PROBLEM STATEMENT:
Restate the listing that follows word for word, without its pictures.

LISTING:
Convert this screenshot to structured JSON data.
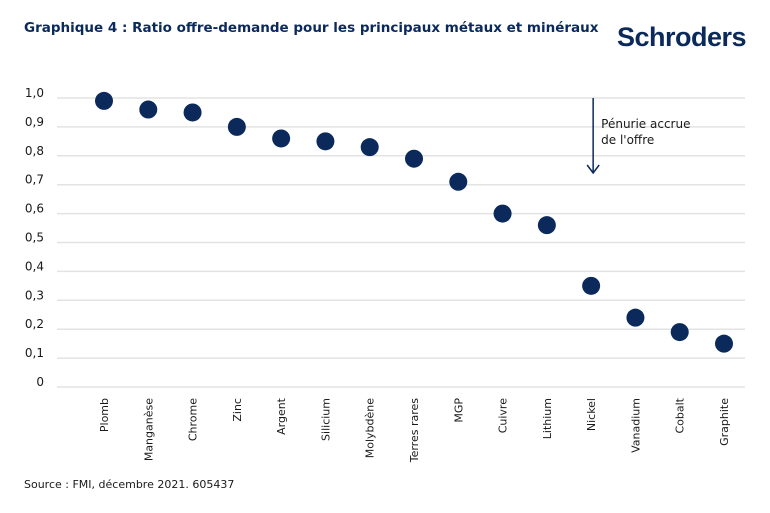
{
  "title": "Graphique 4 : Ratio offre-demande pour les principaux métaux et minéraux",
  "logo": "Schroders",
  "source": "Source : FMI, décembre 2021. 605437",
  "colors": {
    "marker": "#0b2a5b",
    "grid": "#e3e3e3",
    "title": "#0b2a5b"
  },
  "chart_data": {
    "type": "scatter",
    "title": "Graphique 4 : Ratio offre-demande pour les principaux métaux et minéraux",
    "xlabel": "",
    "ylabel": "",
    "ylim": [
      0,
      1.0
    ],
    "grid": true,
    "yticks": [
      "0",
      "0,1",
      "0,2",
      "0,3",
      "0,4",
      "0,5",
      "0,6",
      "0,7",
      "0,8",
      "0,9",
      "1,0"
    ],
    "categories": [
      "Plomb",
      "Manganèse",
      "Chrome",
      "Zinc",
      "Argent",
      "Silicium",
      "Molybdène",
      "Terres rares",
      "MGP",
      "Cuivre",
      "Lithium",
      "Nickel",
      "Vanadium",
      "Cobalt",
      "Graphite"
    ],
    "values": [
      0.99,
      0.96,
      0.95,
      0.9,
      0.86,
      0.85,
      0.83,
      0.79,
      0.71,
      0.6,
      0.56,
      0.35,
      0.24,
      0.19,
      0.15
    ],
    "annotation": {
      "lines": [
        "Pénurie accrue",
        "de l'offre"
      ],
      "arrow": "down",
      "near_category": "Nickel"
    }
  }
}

TASK RESULT:
Convert this screenshot to structured JSON data.
{
  "title": "Graphique 4 : Ratio offre-demande pour les principaux métaux et minéraux",
  "logo": "Schroders",
  "source": "Source : FMI, décembre 2021. 605437",
  "colors": {
    "marker": "#0b2a5b",
    "grid": "#e3e3e3",
    "title": "#0b2a5b"
  },
  "chart_data": {
    "type": "scatter",
    "title": "Graphique 4 : Ratio offre-demande pour les principaux métaux et minéraux",
    "xlabel": "",
    "ylabel": "",
    "ylim": [
      0,
      1.0
    ],
    "grid": true,
    "yticks": [
      "0",
      "0,1",
      "0,2",
      "0,3",
      "0,4",
      "0,5",
      "0,6",
      "0,7",
      "0,8",
      "0,9",
      "1,0"
    ],
    "categories": [
      "Plomb",
      "Manganèse",
      "Chrome",
      "Zinc",
      "Argent",
      "Silicium",
      "Molybdène",
      "Terres rares",
      "MGP",
      "Cuivre",
      "Lithium",
      "Nickel",
      "Vanadium",
      "Cobalt",
      "Graphite"
    ],
    "values": [
      0.99,
      0.96,
      0.95,
      0.9,
      0.86,
      0.85,
      0.83,
      0.79,
      0.71,
      0.6,
      0.56,
      0.35,
      0.24,
      0.19,
      0.15
    ],
    "annotation": {
      "lines": [
        "Pénurie accrue",
        "de l'offre"
      ],
      "arrow": "down",
      "near_category": "Nickel"
    }
  }
}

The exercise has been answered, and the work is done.